>> Begin Data for processing

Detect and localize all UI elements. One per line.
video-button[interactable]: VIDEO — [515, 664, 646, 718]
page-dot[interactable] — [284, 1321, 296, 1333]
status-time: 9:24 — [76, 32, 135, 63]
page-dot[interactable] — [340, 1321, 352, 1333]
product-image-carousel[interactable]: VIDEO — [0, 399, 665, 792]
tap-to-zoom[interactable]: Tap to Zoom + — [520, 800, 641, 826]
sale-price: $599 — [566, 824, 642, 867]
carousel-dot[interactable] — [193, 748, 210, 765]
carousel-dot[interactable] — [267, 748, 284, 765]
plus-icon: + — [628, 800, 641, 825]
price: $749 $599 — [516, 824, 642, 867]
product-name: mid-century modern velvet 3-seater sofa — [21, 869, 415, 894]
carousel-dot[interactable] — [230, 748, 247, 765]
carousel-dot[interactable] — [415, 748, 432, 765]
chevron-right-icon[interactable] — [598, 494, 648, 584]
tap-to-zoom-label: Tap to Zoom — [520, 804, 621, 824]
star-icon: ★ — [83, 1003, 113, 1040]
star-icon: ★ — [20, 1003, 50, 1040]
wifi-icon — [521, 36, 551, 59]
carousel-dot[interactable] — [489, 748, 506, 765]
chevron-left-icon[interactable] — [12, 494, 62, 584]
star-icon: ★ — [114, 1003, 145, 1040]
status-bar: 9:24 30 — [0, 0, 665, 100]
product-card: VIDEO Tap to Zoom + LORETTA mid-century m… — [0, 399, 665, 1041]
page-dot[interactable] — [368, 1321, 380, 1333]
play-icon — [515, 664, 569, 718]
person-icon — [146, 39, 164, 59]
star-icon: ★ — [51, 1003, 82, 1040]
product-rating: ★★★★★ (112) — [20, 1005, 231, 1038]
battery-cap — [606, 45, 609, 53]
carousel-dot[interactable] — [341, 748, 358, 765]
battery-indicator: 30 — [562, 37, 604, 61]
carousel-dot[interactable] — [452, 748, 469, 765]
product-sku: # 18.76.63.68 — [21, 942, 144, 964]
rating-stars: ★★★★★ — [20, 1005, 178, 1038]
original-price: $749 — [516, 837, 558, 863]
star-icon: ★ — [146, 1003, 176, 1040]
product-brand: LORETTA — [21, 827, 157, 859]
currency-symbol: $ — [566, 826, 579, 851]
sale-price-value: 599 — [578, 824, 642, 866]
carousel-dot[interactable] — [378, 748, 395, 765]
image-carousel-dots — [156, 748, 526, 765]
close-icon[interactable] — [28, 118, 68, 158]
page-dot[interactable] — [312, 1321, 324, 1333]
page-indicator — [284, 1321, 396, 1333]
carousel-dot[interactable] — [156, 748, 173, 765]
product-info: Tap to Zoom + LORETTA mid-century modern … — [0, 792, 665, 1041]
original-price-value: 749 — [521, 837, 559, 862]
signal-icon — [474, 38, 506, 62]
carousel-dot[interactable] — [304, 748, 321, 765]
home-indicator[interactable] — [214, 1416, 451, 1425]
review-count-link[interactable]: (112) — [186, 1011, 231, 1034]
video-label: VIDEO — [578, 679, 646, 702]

>> End Data for processing

*Problem statement*:
Reproduce all of the items above line for line, without changing a single character.

*Exercise response*:
Detect and localize all UI elements. One per line.
video-button[interactable]: VIDEO — [515, 664, 646, 718]
page-dot[interactable] — [284, 1321, 296, 1333]
status-time: 9:24 — [76, 32, 135, 63]
page-dot[interactable] — [340, 1321, 352, 1333]
product-image-carousel[interactable]: VIDEO — [0, 399, 665, 792]
tap-to-zoom[interactable]: Tap to Zoom + — [520, 800, 641, 826]
sale-price: $599 — [566, 824, 642, 867]
carousel-dot[interactable] — [193, 748, 210, 765]
carousel-dot[interactable] — [267, 748, 284, 765]
plus-icon: + — [628, 800, 641, 825]
price: $749 $599 — [516, 824, 642, 867]
product-name: mid-century modern velvet 3-seater sofa — [21, 869, 415, 894]
carousel-dot[interactable] — [230, 748, 247, 765]
carousel-dot[interactable] — [415, 748, 432, 765]
chevron-right-icon[interactable] — [598, 494, 648, 584]
tap-to-zoom-label: Tap to Zoom — [520, 804, 621, 824]
star-icon: ★ — [83, 1003, 113, 1040]
star-icon: ★ — [20, 1003, 50, 1040]
wifi-icon — [521, 36, 551, 59]
carousel-dot[interactable] — [489, 748, 506, 765]
chevron-left-icon[interactable] — [12, 494, 62, 584]
star-icon: ★ — [114, 1003, 145, 1040]
status-bar: 9:24 30 — [0, 0, 665, 100]
product-card: VIDEO Tap to Zoom + LORETTA mid-century m… — [0, 399, 665, 1041]
page-dot[interactable] — [368, 1321, 380, 1333]
play-icon — [515, 664, 569, 718]
person-icon — [146, 39, 164, 59]
star-icon: ★ — [51, 1003, 82, 1040]
product-rating: ★★★★★ (112) — [20, 1005, 231, 1038]
battery-cap — [606, 45, 609, 53]
carousel-dot[interactable] — [341, 748, 358, 765]
battery-indicator: 30 — [562, 37, 604, 61]
carousel-dot[interactable] — [452, 748, 469, 765]
product-sku: # 18.76.63.68 — [21, 942, 144, 964]
rating-stars: ★★★★★ — [20, 1005, 178, 1038]
original-price: $749 — [516, 837, 558, 863]
star-icon: ★ — [146, 1003, 176, 1040]
product-brand: LORETTA — [21, 827, 157, 859]
currency-symbol: $ — [566, 826, 579, 851]
sale-price-value: 599 — [578, 824, 642, 866]
carousel-dot[interactable] — [378, 748, 395, 765]
image-carousel-dots — [156, 748, 526, 765]
close-icon[interactable] — [28, 118, 68, 158]
page-dot[interactable] — [312, 1321, 324, 1333]
page-indicator — [284, 1321, 396, 1333]
carousel-dot[interactable] — [156, 748, 173, 765]
product-info: Tap to Zoom + LORETTA mid-century modern … — [0, 792, 665, 1041]
original-price-value: 749 — [521, 837, 559, 862]
signal-icon — [474, 38, 506, 62]
carousel-dot[interactable] — [304, 748, 321, 765]
home-indicator[interactable] — [214, 1416, 451, 1425]
review-count-link[interactable]: (112) — [186, 1011, 231, 1034]
video-label: VIDEO — [578, 679, 646, 702]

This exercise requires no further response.